Exercise brief: How many lines in this data contain the string "discuss"? Reply with the number only.

Exercise input:
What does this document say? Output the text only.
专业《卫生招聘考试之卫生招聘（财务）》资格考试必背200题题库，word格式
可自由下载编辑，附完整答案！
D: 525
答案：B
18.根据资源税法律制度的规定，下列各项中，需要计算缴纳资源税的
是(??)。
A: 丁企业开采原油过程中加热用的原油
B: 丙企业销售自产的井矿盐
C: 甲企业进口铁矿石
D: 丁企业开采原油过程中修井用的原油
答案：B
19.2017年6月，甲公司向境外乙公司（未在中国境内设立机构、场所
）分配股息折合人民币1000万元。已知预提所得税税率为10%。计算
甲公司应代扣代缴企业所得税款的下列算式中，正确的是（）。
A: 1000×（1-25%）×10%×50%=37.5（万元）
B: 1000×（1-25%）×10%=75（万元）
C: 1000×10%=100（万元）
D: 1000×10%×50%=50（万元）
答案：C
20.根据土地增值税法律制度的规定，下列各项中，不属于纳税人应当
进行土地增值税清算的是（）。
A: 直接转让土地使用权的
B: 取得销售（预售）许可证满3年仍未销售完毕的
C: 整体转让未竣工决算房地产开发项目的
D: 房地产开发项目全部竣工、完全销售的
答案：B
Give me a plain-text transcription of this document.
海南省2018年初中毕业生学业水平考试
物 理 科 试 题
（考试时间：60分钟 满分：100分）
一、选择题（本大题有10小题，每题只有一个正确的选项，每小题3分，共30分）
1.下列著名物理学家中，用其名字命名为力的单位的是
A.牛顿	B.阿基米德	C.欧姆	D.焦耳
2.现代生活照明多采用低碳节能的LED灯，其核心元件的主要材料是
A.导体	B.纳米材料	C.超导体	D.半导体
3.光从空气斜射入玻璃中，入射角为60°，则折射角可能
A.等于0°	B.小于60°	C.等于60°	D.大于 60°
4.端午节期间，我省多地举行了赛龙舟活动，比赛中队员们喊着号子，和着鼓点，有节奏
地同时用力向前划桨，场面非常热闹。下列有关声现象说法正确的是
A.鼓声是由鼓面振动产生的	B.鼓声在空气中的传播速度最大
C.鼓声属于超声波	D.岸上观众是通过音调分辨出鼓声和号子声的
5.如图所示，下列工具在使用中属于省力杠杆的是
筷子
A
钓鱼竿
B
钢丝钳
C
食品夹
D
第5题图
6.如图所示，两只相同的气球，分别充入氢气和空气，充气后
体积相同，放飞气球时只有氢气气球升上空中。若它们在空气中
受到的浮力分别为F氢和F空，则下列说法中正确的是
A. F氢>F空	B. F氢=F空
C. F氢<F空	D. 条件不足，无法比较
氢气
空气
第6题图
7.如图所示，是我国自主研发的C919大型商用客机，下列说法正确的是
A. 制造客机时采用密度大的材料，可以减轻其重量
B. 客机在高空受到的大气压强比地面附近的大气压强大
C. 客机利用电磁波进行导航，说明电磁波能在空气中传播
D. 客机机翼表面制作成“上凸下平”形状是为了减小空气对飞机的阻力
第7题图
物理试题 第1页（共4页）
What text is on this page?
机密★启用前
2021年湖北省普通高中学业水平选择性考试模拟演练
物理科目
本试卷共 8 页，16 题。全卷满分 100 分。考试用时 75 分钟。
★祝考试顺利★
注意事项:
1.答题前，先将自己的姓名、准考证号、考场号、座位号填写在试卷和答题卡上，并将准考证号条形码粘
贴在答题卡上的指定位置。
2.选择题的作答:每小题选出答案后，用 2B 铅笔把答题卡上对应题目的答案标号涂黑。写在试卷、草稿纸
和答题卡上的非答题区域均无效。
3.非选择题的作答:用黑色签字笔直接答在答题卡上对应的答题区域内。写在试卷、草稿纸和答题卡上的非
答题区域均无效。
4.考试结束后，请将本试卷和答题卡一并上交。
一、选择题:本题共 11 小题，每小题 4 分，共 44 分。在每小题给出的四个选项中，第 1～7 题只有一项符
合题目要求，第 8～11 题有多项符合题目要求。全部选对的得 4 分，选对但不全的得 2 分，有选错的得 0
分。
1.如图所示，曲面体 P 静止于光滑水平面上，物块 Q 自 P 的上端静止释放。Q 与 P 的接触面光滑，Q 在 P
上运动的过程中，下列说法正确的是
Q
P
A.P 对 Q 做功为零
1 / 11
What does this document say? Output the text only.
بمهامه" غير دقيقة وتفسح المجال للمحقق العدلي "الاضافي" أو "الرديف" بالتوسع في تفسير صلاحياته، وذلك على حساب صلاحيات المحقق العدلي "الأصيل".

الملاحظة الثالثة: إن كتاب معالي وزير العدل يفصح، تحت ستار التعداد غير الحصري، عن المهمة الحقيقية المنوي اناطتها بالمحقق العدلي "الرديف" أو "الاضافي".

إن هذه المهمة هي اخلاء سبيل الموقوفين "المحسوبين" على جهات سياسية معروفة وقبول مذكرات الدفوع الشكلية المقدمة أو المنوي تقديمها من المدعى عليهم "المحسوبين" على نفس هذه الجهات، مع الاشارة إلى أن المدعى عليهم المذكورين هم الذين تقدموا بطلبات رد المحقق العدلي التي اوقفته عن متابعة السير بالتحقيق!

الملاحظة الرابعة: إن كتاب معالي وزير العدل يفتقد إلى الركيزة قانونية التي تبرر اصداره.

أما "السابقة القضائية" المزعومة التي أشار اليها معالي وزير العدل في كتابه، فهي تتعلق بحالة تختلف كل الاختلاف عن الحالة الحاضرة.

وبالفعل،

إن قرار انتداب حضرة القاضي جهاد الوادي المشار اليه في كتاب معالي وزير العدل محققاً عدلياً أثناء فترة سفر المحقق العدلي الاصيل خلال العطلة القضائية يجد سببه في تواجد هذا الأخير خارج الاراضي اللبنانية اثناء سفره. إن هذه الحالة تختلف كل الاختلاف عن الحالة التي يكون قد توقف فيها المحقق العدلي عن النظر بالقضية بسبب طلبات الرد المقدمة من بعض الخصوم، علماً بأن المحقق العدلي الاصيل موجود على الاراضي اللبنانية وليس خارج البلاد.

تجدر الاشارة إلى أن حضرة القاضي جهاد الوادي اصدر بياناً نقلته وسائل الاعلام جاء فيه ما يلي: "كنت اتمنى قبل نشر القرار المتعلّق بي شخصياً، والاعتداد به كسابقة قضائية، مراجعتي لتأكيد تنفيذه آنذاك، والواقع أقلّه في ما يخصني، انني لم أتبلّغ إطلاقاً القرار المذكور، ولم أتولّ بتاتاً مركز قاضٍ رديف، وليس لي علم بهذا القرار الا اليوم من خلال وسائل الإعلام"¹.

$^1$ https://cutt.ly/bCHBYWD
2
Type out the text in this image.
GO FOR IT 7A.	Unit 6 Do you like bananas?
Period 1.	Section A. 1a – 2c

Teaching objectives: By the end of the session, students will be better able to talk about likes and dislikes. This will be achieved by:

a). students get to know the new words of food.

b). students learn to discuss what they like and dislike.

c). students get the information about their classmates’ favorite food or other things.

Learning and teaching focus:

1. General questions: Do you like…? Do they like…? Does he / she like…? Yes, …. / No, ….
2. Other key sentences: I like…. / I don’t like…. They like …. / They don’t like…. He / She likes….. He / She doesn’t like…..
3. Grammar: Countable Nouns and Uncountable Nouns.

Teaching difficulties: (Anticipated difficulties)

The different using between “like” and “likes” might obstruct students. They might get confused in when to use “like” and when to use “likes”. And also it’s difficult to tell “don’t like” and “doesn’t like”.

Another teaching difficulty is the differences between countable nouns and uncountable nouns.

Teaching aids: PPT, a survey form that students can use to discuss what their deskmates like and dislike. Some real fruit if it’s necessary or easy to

Solution to the problem: 2